EXERCISE DATA -
═══
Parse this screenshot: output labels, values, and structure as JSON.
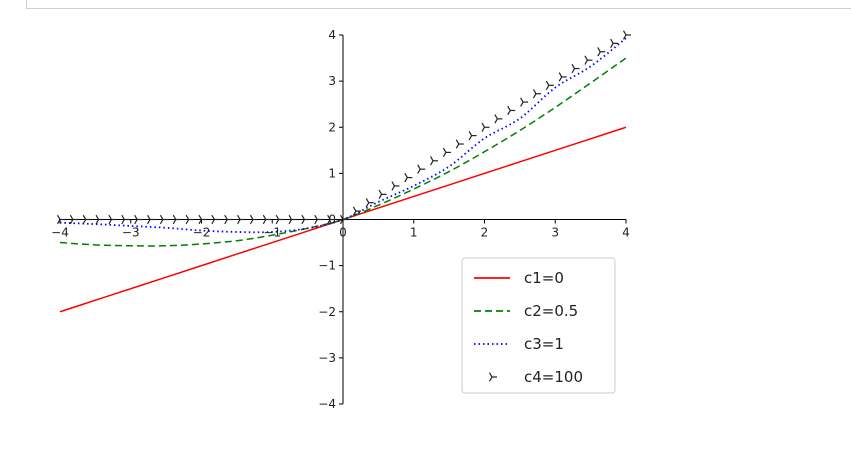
{
  "chart_data": {
    "type": "line",
    "xlim": [
      -4,
      4
    ],
    "ylim": [
      -4,
      4
    ],
    "xticks": [
      -4,
      -3,
      -2,
      -1,
      0,
      1,
      2,
      3,
      4
    ],
    "yticks": [
      -4,
      -3,
      -2,
      -1,
      0,
      1,
      2,
      3,
      4
    ],
    "xtick_labels": [
      "−4",
      "−3",
      "−2",
      "−1",
      "0",
      "1",
      "2",
      "3",
      "4"
    ],
    "ytick_labels": [
      "−4",
      "−3",
      "−2",
      "−1",
      "0",
      "1",
      "2",
      "3",
      "4"
    ],
    "spines": "centered at origin",
    "grid": false,
    "legend_position": "lower-right",
    "x": [
      -4,
      -3.5,
      -3,
      -2.5,
      -2,
      -1.5,
      -1,
      -0.5,
      0,
      0.5,
      1,
      1.5,
      2,
      2.5,
      3,
      3.5,
      4
    ],
    "series": [
      {
        "name": "c1=0",
        "color": "#ff0000",
        "style": "solid",
        "values": [
          -2,
          -1.75,
          -1.5,
          -1.25,
          -1,
          -0.75,
          -0.5,
          -0.25,
          0,
          0.25,
          0.5,
          0.75,
          1,
          1.25,
          1.5,
          1.75,
          2
        ]
      },
      {
        "name": "c2=0.5",
        "color": "#008000",
        "style": "dashed",
        "values": [
          -0.5,
          -0.55,
          -0.57,
          -0.57,
          -0.53,
          -0.46,
          -0.34,
          -0.19,
          0,
          0.31,
          0.66,
          1.04,
          1.47,
          1.93,
          2.43,
          2.96,
          3.5
        ]
      },
      {
        "name": "c3=1",
        "color": "#0000ff",
        "style": "dotted",
        "values": [
          -0.07,
          -0.1,
          -0.14,
          -0.18,
          -0.24,
          -0.27,
          -0.27,
          -0.19,
          0,
          0.38,
          0.73,
          1.15,
          1.76,
          2.19,
          2.86,
          3.32,
          3.93
        ]
      },
      {
        "name": "c4=100",
        "color": "#222222",
        "style": "marker-tri-right",
        "values": [
          0,
          0,
          0,
          0,
          0,
          0,
          0,
          0,
          0,
          0.5,
          1,
          1.5,
          2,
          2.5,
          3,
          3.5,
          4
        ]
      }
    ]
  }
}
═══
WHAT IS REQUIRED -
Reproduce each line word for word and drop the pictures.

EXERCISE ANSWER -
Parse this screenshot: output labels, values, and structure as JSON.
{
  "chart_data": {
    "type": "line",
    "xlim": [
      -4,
      4
    ],
    "ylim": [
      -4,
      4
    ],
    "xticks": [
      -4,
      -3,
      -2,
      -1,
      0,
      1,
      2,
      3,
      4
    ],
    "yticks": [
      -4,
      -3,
      -2,
      -1,
      0,
      1,
      2,
      3,
      4
    ],
    "xtick_labels": [
      "−4",
      "−3",
      "−2",
      "−1",
      "0",
      "1",
      "2",
      "3",
      "4"
    ],
    "ytick_labels": [
      "−4",
      "−3",
      "−2",
      "−1",
      "0",
      "1",
      "2",
      "3",
      "4"
    ],
    "spines": "centered at origin",
    "grid": false,
    "legend_position": "lower-right",
    "x": [
      -4,
      -3.5,
      -3,
      -2.5,
      -2,
      -1.5,
      -1,
      -0.5,
      0,
      0.5,
      1,
      1.5,
      2,
      2.5,
      3,
      3.5,
      4
    ],
    "series": [
      {
        "name": "c1=0",
        "color": "#ff0000",
        "style": "solid",
        "values": [
          -2,
          -1.75,
          -1.5,
          -1.25,
          -1,
          -0.75,
          -0.5,
          -0.25,
          0,
          0.25,
          0.5,
          0.75,
          1,
          1.25,
          1.5,
          1.75,
          2
        ]
      },
      {
        "name": "c2=0.5",
        "color": "#008000",
        "style": "dashed",
        "values": [
          -0.5,
          -0.55,
          -0.57,
          -0.57,
          -0.53,
          -0.46,
          -0.34,
          -0.19,
          0,
          0.31,
          0.66,
          1.04,
          1.47,
          1.93,
          2.43,
          2.96,
          3.5
        ]
      },
      {
        "name": "c3=1",
        "color": "#0000ff",
        "style": "dotted",
        "values": [
          -0.07,
          -0.1,
          -0.14,
          -0.18,
          -0.24,
          -0.27,
          -0.27,
          -0.19,
          0,
          0.38,
          0.73,
          1.15,
          1.76,
          2.19,
          2.86,
          3.32,
          3.93
        ]
      },
      {
        "name": "c4=100",
        "color": "#222222",
        "style": "marker-tri-right",
        "values": [
          0,
          0,
          0,
          0,
          0,
          0,
          0,
          0,
          0,
          0.5,
          1,
          1.5,
          2,
          2.5,
          3,
          3.5,
          4
        ]
      }
    ]
  }
}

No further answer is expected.